TO BE DONE: In the entries below, count every line containing "into". Return the number and nothing else.

* * * *

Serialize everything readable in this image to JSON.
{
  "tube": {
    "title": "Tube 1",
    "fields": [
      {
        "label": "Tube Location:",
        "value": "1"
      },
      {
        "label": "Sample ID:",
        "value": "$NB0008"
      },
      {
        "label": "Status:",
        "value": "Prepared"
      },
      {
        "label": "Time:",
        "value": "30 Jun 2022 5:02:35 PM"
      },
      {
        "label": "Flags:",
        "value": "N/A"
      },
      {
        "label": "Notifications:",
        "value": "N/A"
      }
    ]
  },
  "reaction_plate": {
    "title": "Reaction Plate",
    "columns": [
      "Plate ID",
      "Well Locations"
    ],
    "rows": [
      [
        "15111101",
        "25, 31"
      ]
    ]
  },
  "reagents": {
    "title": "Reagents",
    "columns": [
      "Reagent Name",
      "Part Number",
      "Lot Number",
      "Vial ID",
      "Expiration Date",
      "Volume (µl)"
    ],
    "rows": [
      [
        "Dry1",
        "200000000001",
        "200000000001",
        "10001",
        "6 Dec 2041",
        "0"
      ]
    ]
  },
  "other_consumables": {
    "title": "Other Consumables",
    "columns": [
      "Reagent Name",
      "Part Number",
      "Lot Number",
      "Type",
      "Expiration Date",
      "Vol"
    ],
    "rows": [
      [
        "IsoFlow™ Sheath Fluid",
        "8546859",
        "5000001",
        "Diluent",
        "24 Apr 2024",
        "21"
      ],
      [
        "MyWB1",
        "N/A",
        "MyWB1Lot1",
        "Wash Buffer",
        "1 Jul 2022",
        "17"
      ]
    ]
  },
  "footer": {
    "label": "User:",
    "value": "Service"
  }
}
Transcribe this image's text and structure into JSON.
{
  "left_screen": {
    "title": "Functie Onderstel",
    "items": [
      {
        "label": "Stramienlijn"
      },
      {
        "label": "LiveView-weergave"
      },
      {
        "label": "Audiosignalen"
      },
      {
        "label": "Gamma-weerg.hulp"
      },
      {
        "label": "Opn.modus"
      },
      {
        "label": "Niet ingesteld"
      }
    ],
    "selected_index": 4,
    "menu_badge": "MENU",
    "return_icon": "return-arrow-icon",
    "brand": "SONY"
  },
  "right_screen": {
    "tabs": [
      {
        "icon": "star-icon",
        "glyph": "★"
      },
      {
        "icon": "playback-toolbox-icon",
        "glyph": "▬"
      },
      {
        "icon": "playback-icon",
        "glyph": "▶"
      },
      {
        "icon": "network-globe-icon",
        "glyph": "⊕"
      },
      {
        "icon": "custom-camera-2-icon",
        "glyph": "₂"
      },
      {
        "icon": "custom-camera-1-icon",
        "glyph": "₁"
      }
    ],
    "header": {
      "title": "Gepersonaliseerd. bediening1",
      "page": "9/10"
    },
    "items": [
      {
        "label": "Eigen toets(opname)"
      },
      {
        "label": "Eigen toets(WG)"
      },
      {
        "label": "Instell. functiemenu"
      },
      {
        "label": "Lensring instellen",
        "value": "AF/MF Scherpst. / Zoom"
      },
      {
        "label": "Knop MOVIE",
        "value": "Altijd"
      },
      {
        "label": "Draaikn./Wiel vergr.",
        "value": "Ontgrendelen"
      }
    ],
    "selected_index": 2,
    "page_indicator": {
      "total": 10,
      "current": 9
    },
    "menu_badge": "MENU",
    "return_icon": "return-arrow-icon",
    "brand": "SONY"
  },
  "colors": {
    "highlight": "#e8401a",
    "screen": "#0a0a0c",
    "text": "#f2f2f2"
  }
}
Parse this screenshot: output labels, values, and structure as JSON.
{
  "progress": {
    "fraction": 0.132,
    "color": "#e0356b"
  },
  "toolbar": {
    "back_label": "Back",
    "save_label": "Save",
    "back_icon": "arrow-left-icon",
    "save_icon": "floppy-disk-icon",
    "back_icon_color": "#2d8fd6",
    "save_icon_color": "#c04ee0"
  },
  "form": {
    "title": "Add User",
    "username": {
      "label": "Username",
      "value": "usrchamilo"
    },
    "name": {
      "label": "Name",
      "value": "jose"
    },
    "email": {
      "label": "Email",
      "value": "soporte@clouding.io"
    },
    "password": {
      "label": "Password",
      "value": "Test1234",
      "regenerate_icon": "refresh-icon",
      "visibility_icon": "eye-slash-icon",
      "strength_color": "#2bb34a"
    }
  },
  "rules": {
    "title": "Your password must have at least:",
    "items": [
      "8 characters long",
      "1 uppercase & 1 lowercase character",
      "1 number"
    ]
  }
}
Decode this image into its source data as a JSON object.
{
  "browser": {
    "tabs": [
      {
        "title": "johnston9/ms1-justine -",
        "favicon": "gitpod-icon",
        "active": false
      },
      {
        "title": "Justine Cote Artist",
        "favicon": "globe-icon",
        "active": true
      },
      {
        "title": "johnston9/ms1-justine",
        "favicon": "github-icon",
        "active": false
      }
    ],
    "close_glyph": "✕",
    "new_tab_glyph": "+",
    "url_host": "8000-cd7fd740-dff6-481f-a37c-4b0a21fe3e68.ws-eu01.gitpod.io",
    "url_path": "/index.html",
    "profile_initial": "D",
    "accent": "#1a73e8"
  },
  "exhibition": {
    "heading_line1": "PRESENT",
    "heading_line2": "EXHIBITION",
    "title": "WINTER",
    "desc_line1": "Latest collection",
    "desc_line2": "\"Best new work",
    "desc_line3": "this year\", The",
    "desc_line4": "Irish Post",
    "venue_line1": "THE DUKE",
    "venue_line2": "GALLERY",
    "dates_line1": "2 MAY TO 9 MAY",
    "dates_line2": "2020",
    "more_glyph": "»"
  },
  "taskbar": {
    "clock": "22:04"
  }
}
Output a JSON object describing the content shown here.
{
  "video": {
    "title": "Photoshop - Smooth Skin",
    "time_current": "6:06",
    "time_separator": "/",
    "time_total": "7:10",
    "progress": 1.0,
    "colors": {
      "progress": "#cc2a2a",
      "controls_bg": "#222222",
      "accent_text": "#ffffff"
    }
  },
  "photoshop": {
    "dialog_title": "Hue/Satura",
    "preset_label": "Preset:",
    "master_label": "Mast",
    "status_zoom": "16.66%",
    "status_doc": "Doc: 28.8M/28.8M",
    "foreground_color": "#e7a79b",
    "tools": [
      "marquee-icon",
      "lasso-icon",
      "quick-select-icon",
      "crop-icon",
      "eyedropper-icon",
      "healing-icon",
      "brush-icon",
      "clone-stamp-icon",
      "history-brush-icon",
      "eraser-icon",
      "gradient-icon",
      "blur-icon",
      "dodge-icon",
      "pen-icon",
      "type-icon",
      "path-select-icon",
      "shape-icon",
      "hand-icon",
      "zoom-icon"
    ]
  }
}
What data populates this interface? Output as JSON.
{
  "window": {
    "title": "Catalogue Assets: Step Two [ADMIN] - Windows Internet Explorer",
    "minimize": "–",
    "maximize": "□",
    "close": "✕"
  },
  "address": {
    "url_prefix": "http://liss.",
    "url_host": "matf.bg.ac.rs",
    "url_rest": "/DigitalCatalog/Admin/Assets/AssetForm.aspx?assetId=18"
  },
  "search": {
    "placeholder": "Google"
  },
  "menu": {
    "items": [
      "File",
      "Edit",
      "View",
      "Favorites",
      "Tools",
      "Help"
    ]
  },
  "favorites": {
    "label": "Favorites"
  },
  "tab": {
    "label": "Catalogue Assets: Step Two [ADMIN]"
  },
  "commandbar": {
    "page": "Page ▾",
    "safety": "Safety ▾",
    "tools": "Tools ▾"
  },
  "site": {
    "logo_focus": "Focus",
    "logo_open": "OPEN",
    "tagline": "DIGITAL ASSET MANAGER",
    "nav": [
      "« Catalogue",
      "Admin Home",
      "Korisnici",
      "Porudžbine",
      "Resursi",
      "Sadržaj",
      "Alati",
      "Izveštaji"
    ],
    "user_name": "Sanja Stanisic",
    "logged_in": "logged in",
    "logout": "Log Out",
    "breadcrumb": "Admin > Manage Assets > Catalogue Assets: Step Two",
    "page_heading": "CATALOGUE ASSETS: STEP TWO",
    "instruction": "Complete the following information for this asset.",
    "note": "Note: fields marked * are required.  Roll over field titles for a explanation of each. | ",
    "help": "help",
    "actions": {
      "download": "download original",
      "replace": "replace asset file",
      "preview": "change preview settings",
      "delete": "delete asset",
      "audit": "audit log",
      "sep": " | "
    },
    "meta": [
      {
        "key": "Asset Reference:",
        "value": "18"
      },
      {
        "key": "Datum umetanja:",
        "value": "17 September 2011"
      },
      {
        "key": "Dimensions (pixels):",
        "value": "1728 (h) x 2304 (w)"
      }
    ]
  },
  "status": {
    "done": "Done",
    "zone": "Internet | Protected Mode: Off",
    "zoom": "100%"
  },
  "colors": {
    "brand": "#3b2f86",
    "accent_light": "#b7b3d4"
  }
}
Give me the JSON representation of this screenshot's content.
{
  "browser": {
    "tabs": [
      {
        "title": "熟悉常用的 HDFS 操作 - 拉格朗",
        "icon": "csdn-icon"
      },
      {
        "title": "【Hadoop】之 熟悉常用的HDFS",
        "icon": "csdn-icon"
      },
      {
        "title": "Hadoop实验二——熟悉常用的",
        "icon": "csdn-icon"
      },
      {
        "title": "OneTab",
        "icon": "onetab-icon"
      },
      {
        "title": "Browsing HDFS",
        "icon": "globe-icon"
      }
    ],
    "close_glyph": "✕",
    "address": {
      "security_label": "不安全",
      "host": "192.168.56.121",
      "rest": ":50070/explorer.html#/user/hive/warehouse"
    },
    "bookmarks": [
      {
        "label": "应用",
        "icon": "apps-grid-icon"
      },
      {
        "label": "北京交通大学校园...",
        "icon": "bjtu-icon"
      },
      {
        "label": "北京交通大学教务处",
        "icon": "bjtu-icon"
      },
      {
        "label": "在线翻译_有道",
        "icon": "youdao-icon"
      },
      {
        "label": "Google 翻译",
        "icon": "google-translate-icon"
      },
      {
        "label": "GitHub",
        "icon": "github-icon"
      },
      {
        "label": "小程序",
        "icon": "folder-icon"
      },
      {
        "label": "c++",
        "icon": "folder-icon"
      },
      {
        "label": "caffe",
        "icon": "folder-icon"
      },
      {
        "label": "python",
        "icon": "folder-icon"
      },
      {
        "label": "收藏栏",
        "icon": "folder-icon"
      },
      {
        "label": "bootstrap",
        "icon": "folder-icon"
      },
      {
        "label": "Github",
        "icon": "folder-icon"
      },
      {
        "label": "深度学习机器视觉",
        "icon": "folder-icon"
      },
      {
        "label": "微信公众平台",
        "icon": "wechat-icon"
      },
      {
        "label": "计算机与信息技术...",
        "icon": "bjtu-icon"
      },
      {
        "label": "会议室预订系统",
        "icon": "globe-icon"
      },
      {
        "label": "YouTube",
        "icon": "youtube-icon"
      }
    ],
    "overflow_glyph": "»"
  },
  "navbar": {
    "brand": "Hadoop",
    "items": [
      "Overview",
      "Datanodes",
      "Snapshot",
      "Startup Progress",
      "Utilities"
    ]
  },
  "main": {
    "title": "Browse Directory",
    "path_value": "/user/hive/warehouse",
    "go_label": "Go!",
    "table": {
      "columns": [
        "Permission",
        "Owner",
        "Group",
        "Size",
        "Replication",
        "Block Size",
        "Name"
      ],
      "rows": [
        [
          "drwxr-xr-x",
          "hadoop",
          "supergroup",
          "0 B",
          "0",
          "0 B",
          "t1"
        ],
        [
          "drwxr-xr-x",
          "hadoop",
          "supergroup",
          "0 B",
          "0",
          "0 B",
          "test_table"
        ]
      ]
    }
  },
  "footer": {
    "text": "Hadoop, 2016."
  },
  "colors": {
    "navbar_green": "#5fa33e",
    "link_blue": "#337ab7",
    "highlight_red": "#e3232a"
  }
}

* * * *

EXERCISE ANSWER: 2